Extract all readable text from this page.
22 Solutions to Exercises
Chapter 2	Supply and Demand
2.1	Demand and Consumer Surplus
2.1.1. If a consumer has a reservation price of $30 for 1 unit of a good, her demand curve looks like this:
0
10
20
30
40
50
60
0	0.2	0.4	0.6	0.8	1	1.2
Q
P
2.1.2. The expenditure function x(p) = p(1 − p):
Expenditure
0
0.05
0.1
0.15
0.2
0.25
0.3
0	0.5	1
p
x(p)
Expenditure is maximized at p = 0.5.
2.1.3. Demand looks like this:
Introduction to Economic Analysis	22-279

- - -

WHAT IS ASKED = Select all lines in the listing that include the word "like".

WORKED SOLUTION =
2.1.1. If a consumer has a reservation price of $30 for 1 unit of a good, her demand curve looks like this:
2.1.3. Demand looks like this:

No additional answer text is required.